◆ What to do
Reproduce every one of the following records word for word, keeping each line and its order unchanged.

◆ Data to process

▼▼▼

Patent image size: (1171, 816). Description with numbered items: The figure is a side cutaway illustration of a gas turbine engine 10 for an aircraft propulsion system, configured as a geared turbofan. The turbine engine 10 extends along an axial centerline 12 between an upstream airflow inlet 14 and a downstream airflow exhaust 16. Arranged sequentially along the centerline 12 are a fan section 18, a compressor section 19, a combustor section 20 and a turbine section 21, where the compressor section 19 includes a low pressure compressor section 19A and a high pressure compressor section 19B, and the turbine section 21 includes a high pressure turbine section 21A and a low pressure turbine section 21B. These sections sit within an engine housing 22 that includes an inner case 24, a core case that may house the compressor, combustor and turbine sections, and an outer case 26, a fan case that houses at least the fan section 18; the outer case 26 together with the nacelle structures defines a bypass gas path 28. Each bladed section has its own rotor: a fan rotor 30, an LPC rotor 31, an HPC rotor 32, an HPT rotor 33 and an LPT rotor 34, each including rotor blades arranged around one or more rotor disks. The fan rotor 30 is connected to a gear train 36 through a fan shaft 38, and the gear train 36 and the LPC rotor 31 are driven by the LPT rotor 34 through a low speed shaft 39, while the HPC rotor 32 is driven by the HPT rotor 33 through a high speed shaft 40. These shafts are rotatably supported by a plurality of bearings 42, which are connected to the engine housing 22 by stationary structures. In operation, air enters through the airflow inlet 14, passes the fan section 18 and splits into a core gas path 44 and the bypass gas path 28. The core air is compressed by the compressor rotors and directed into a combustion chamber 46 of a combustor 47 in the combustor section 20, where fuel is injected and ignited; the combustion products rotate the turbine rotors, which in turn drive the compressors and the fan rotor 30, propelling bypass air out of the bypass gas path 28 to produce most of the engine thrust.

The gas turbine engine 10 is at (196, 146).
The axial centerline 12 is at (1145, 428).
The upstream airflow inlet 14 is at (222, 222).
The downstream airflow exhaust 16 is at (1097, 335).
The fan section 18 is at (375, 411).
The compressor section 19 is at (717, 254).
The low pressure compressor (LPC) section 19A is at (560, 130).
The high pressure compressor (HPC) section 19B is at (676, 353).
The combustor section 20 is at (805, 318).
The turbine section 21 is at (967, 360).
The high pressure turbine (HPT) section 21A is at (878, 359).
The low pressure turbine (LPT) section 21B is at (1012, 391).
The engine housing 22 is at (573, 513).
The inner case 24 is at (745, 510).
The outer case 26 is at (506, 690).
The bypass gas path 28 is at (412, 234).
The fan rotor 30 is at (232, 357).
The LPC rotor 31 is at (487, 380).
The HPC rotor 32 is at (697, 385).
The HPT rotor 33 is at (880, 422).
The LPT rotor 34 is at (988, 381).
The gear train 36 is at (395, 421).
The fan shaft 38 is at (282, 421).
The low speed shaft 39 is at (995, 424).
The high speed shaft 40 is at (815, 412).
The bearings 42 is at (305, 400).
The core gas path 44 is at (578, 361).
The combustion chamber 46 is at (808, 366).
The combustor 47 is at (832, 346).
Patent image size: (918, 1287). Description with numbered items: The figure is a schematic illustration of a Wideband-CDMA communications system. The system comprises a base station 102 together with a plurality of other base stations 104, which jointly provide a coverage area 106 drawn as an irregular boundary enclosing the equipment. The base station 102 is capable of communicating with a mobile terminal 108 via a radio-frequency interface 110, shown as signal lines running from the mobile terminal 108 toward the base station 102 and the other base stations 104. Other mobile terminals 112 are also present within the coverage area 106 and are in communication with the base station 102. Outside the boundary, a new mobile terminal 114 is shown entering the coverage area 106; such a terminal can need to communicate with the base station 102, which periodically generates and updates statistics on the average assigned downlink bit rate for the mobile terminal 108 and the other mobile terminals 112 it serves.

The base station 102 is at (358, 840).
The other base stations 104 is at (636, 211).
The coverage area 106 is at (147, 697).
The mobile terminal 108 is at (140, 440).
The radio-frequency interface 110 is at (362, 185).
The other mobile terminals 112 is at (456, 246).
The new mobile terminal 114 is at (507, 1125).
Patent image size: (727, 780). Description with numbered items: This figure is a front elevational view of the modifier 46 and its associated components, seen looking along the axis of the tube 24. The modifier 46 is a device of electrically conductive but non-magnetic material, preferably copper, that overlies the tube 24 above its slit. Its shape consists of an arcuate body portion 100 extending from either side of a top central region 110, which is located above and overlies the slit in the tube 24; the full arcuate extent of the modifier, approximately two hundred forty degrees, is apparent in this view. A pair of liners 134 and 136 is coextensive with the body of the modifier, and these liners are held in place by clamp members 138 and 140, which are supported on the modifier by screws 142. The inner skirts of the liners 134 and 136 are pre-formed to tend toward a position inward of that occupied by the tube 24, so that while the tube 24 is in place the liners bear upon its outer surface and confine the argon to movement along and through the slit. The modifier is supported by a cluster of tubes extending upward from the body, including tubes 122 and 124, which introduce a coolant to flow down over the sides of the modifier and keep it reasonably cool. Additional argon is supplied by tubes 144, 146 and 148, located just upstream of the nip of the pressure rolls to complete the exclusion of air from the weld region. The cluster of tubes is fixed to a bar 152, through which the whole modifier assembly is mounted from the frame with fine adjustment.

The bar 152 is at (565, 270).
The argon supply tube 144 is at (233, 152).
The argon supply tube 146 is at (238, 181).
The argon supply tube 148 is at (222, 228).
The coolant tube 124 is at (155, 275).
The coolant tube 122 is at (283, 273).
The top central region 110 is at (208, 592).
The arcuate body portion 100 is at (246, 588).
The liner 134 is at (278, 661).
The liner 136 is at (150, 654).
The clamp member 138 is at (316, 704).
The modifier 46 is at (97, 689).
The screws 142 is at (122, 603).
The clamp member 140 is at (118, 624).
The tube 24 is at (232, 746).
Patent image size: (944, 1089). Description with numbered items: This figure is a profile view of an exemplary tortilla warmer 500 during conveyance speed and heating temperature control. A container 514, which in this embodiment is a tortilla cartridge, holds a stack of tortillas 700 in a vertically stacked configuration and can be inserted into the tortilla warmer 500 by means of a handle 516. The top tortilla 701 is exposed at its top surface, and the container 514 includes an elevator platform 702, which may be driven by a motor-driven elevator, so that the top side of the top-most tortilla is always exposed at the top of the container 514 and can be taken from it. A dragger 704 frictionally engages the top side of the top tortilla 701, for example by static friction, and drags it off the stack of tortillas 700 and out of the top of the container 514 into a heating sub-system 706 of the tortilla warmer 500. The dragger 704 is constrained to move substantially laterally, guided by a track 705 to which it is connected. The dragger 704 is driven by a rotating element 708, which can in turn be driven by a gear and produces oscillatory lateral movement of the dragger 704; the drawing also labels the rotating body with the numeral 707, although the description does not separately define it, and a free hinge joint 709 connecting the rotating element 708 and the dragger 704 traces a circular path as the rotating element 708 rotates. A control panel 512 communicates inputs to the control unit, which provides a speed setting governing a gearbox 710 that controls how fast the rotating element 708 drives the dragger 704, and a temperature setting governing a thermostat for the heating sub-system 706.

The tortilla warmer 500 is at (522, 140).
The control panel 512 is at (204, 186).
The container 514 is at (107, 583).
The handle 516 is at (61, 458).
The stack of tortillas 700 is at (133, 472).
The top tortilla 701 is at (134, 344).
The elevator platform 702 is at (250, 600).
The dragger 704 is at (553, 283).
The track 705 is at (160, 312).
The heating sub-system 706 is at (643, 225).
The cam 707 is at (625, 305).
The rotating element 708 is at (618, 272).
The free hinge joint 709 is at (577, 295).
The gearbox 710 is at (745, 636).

▲▲▲

◆ In response
Patent image size: (1171, 816). Description with numbered items: The figure is a side cutaway illustration of a gas turbine engine 10 for an aircraft propulsion system, configured as a geared turbofan. The turbine engine 10 extends along an axial centerline 12 between an upstream airflow inlet 14 and a downstream airflow exhaust 16. Arranged sequentially along the centerline 12 are a fan section 18, a compressor section 19, a combustor section 20 and a turbine section 21, where the compressor section 19 includes a low pressure compressor section 19A and a high pressure compressor section 19B, and the turbine section 21 includes a high pressure turbine section 21A and a low pressure turbine section 21B. These sections sit within an engine housing 22 that includes an inner case 24, a core case that may house the compressor, combustor and turbine sections, and an outer case 26, a fan case that houses at least the fan section 18; the outer case 26 together with the nacelle structures defines a bypass gas path 28. Each bladed section has its own rotor: a fan rotor 30, an LPC rotor 31, an HPC rotor 32, an HPT rotor 33 and an LPT rotor 34, each including rotor blades arranged around one or more rotor disks. The fan rotor 30 is connected to a gear train 36 through a fan shaft 38, and the gear train 36 and the LPC rotor 31 are driven by the LPT rotor 34 through a low speed shaft 39, while the HPC rotor 32 is driven by the HPT rotor 33 through a high speed shaft 40. These shafts are rotatably supported by a plurality of bearings 42, which are connected to the engine housing 22 by stationary structures. In operation, air enters through the airflow inlet 14, passes the fan section 18 and splits into a core gas path 44 and the bypass gas path 28. The core air is compressed by the compressor rotors and directed into a combustion chamber 46 of a combustor 47 in the combustor section 20, where fuel is injected and ignited; the combustion products rotate the turbine rotors, which in turn drive the compressors and the fan rotor 30, propelling bypass air out of the bypass gas path 28 to produce most of the engine thrust.

The gas turbine engine 10 is at (196, 146).
The axial centerline 12 is at (1145, 428).
The upstream airflow inlet 14 is at (222, 222).
The downstream airflow exhaust 16 is at (1097, 335).
The fan section 18 is at (375, 411).
The compressor section 19 is at (717, 254).
The low pressure compressor (LPC) section 19A is at (560, 130).
The high pressure compressor (HPC) section 19B is at (676, 353).
The combustor section 20 is at (805, 318).
The turbine section 21 is at (967, 360).
The high pressure turbine (HPT) section 21A is at (878, 359).
The low pressure turbine (LPT) section 21B is at (1012, 391).
The engine housing 22 is at (573, 513).
The inner case 24 is at (745, 510).
The outer case 26 is at (506, 690).
The bypass gas path 28 is at (412, 234).
The fan rotor 30 is at (232, 357).
The LPC rotor 31 is at (487, 380).
The HPC rotor 32 is at (697, 385).
The HPT rotor 33 is at (880, 422).
The LPT rotor 34 is at (988, 381).
The gear train 36 is at (395, 421).
The fan shaft 38 is at (282, 421).
The low speed shaft 39 is at (995, 424).
The high speed shaft 40 is at (815, 412).
The bearings 42 is at (305, 400).
The core gas path 44 is at (578, 361).
The combustion chamber 46 is at (808, 366).
The combustor 47 is at (832, 346).
Patent image size: (918, 1287). Description with numbered items: The figure is a schematic illustration of a Wideband-CDMA communications system. The system comprises a base station 102 together with a plurality of other base stations 104, which jointly provide a coverage area 106 drawn as an irregular boundary enclosing the equipment. The base station 102 is capable of communicating with a mobile terminal 108 via a radio-frequency interface 110, shown as signal lines running from the mobile terminal 108 toward the base station 102 and the other base stations 104. Other mobile terminals 112 are also present within the coverage area 106 and are in communication with the base station 102. Outside the boundary, a new mobile terminal 114 is shown entering the coverage area 106; such a terminal can need to communicate with the base station 102, which periodically generates and updates statistics on the average assigned downlink bit rate for the mobile terminal 108 and the other mobile terminals 112 it serves.

The base station 102 is at (358, 840).
The other base stations 104 is at (636, 211).
The coverage area 106 is at (147, 697).
The mobile terminal 108 is at (140, 440).
The radio-frequency interface 110 is at (362, 185).
The other mobile terminals 112 is at (456, 246).
The new mobile terminal 114 is at (507, 1125).
Patent image size: (727, 780). Description with numbered items: This figure is a front elevational view of the modifier 46 and its associated components, seen looking along the axis of the tube 24. The modifier 46 is a device of electrically conductive but non-magnetic material, preferably copper, that overlies the tube 24 above its slit. Its shape consists of an arcuate body portion 100 extending from either side of a top central region 110, which is located above and overlies the slit in the tube 24; the full arcuate extent of the modifier, approximately two hundred forty degrees, is apparent in this view. A pair of liners 134 and 136 is coextensive with the body of the modifier, and these liners are held in place by clamp members 138 and 140, which are supported on the modifier by screws 142. The inner skirts of the liners 134 and 136 are pre-formed to tend toward a position inward of that occupied by the tube 24, so that while the tube 24 is in place the liners bear upon its outer surface and confine the argon to movement along and through the slit. The modifier is supported by a cluster of tubes extending upward from the body, including tubes 122 and 124, which introduce a coolant to flow down over the sides of the modifier and keep it reasonably cool. Additional argon is supplied by tubes 144, 146 and 148, located just upstream of the nip of the pressure rolls to complete the exclusion of air from the weld region. The cluster of tubes is fixed to a bar 152, through which the whole modifier assembly is mounted from the frame with fine adjustment.

The bar 152 is at (565, 270).
The argon supply tube 144 is at (233, 152).
The argon supply tube 146 is at (238, 181).
The argon supply tube 148 is at (222, 228).
The coolant tube 124 is at (155, 275).
The coolant tube 122 is at (283, 273).
The top central region 110 is at (208, 592).
The arcuate body portion 100 is at (246, 588).
The liner 134 is at (278, 661).
The liner 136 is at (150, 654).
The clamp member 138 is at (316, 704).
The modifier 46 is at (97, 689).
The screws 142 is at (122, 603).
The clamp member 140 is at (118, 624).
The tube 24 is at (232, 746).
Patent image size: (944, 1089). Description with numbered items: This figure is a profile view of an exemplary tortilla warmer 500 during conveyance speed and heating temperature control. A container 514, which in this embodiment is a tortilla cartridge, holds a stack of tortillas 700 in a vertically stacked configuration and can be inserted into the tortilla warmer 500 by means of a handle 516. The top tortilla 701 is exposed at its top surface, and the container 514 includes an elevator platform 702, which may be driven by a motor-driven elevator, so that the top side of the top-most tortilla is always exposed at the top of the container 514 and can be taken from it. A dragger 704 frictionally engages the top side of the top tortilla 701, for example by static friction, and drags it off the stack of tortillas 700 and out of the top of the container 514 into a heating sub-system 706 of the tortilla warmer 500. The dragger 704 is constrained to move substantially laterally, guided by a track 705 to which it is connected. The dragger 704 is driven by a rotating element 708, which can in turn be driven by a gear and produces oscillatory lateral movement of the dragger 704; the drawing also labels the rotating body with the numeral 707, although the description does not separately define it, and a free hinge joint 709 connecting the rotating element 708 and the dragger 704 traces a circular path as the rotating element 708 rotates. A control panel 512 communicates inputs to the control unit, which provides a speed setting governing a gearbox 710 that controls how fast the rotating element 708 drives the dragger 704, and a temperature setting governing a thermostat for the heating sub-system 706.

The tortilla warmer 500 is at (522, 140).
The control panel 512 is at (204, 186).
The container 514 is at (107, 583).
The handle 516 is at (61, 458).
The stack of tortillas 700 is at (133, 472).
The top tortilla 701 is at (134, 344).
The elevator platform 702 is at (250, 600).
The dragger 704 is at (553, 283).
The track 705 is at (160, 312).
The heating sub-system 706 is at (643, 225).
The cam 707 is at (625, 305).
The rotating element 708 is at (618, 272).
The free hinge joint 709 is at (577, 295).
The gearbox 710 is at (745, 636).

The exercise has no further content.